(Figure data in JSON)
+===+
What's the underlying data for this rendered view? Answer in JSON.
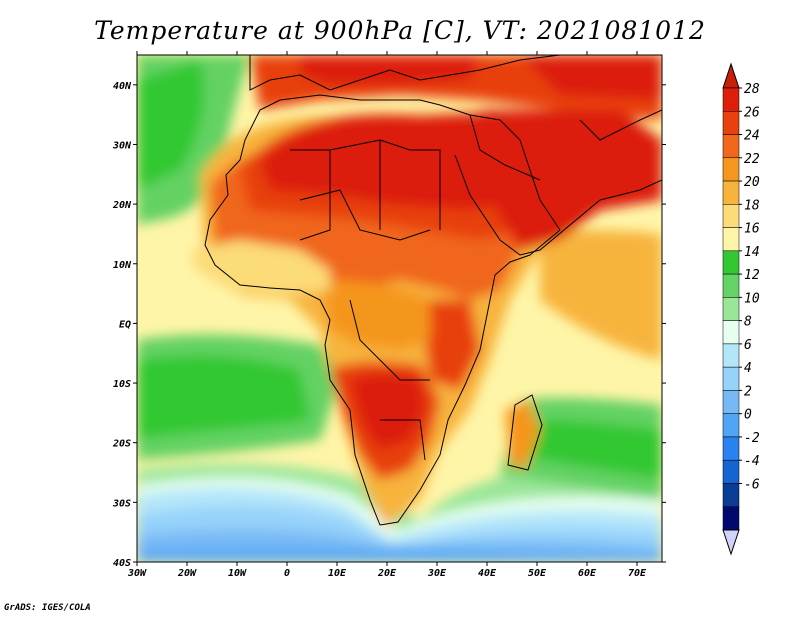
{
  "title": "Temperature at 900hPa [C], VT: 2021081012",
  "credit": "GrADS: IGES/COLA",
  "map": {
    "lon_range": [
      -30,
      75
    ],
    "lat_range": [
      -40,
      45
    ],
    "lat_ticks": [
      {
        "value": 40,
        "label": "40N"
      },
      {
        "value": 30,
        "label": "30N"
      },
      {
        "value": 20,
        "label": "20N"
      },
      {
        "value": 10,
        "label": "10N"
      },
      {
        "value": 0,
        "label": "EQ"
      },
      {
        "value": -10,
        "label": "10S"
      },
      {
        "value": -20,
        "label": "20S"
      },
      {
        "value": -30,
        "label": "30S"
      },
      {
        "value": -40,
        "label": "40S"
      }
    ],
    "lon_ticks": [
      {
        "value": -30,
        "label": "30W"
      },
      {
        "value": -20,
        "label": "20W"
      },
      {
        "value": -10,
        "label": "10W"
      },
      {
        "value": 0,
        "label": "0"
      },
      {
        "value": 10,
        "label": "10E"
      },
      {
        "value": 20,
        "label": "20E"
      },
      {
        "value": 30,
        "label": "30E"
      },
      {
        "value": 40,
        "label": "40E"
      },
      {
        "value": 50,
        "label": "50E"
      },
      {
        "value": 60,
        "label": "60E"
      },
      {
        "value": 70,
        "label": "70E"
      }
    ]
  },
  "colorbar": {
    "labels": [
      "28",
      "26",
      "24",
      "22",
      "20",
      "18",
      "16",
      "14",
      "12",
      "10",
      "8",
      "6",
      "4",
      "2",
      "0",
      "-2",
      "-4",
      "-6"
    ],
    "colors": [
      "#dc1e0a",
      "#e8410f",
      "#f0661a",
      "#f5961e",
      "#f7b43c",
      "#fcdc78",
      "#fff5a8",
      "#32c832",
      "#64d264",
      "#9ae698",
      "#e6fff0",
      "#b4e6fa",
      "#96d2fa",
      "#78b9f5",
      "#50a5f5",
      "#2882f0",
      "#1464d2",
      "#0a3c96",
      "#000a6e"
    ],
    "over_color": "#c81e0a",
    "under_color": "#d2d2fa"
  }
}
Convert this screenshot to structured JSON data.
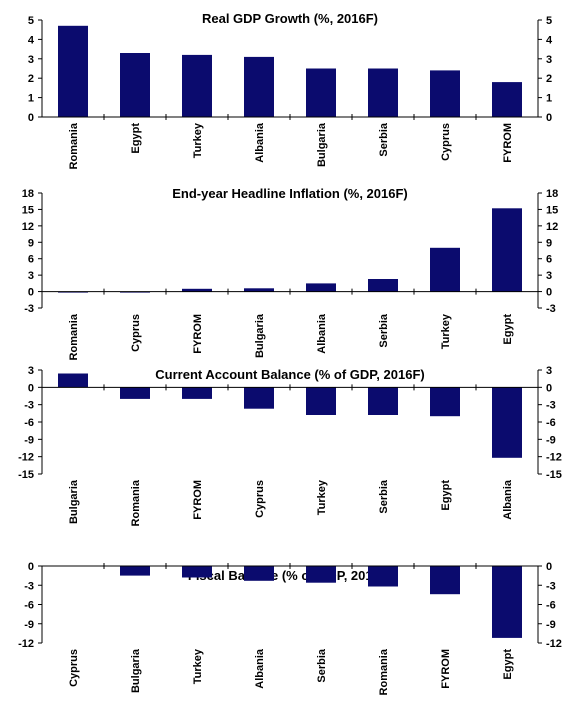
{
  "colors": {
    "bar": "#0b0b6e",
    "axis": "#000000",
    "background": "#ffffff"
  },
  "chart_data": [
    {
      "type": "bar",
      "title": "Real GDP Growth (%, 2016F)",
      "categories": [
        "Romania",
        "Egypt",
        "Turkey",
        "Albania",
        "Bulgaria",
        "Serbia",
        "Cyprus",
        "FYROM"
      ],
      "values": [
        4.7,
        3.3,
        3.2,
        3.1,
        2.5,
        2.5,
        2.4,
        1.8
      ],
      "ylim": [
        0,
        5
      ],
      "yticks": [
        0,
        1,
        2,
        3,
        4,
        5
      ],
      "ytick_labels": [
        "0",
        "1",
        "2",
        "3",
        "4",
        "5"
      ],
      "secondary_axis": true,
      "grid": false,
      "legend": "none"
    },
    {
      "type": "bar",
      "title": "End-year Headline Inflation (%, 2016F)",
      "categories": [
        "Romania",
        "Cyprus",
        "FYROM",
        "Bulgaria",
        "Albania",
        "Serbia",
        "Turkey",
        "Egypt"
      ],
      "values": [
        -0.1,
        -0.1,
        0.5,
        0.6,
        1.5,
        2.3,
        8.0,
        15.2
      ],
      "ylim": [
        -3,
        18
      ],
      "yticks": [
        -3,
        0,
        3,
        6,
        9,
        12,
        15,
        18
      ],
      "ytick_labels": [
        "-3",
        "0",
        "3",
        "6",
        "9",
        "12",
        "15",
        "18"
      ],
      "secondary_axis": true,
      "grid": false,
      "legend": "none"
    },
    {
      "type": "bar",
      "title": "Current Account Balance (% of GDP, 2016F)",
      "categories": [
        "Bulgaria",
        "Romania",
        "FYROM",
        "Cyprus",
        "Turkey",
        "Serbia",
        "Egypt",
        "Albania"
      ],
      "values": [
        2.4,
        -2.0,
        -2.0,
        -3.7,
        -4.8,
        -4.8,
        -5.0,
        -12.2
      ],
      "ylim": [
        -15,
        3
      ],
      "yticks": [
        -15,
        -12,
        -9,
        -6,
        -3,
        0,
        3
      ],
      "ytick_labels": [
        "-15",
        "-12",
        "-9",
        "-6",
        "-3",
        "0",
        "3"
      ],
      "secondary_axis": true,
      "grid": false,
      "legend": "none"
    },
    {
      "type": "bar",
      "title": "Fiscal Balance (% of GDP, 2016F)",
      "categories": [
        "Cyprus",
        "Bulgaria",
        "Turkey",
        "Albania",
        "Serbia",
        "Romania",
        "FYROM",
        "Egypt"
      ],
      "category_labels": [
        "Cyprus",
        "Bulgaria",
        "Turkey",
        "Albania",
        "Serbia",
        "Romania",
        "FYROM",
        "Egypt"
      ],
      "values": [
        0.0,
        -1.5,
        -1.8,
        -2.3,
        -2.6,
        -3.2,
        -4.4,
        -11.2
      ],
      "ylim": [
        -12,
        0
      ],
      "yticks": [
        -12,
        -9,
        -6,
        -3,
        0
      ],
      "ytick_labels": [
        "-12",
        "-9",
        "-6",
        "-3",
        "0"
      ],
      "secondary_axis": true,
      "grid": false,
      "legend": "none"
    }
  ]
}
+===+
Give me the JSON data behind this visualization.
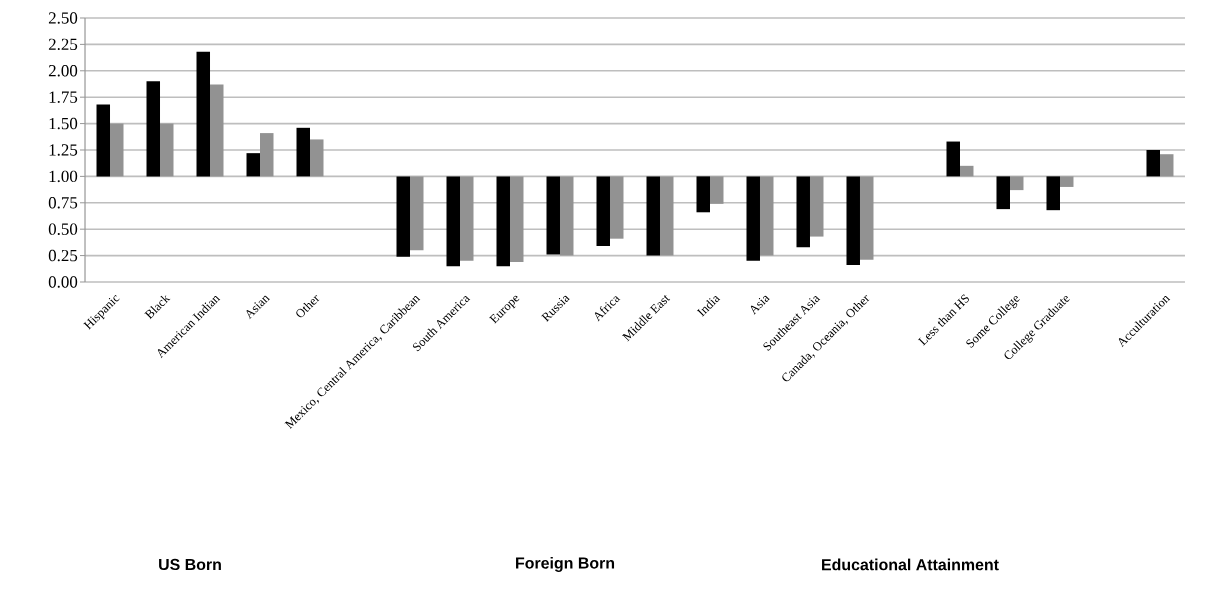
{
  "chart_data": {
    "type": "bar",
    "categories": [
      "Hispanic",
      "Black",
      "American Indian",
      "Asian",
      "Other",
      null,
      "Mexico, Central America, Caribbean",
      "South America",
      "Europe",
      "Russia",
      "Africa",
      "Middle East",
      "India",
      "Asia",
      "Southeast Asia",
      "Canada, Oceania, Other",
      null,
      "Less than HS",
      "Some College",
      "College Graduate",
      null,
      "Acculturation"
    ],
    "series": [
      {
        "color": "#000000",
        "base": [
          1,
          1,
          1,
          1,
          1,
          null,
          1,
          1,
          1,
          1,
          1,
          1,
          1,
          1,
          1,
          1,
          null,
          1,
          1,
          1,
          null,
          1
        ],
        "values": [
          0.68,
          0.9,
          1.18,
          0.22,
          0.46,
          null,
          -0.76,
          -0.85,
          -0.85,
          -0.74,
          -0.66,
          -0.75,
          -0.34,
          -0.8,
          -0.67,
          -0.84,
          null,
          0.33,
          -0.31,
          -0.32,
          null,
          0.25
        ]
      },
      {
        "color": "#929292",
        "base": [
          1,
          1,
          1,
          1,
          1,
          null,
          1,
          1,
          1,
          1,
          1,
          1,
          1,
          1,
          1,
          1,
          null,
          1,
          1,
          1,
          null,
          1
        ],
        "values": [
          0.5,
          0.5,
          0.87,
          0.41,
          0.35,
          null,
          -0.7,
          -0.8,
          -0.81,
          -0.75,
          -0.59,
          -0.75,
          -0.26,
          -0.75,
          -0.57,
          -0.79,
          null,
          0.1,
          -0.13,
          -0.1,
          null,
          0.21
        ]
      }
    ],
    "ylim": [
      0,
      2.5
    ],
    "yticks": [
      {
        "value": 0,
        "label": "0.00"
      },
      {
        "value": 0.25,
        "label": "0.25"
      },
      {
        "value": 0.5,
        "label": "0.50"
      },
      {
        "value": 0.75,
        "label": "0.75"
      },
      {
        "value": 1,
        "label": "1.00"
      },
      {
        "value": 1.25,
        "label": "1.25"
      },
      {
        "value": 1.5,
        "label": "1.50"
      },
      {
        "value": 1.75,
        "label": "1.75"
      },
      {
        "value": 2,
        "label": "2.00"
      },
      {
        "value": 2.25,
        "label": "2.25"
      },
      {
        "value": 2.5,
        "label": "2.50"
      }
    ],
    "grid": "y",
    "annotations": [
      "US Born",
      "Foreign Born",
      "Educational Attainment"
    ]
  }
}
+===+
Every line of the listing that holds "this" is to be counted; give only the resulting number.

**WRITTEN RESPONSE:**
3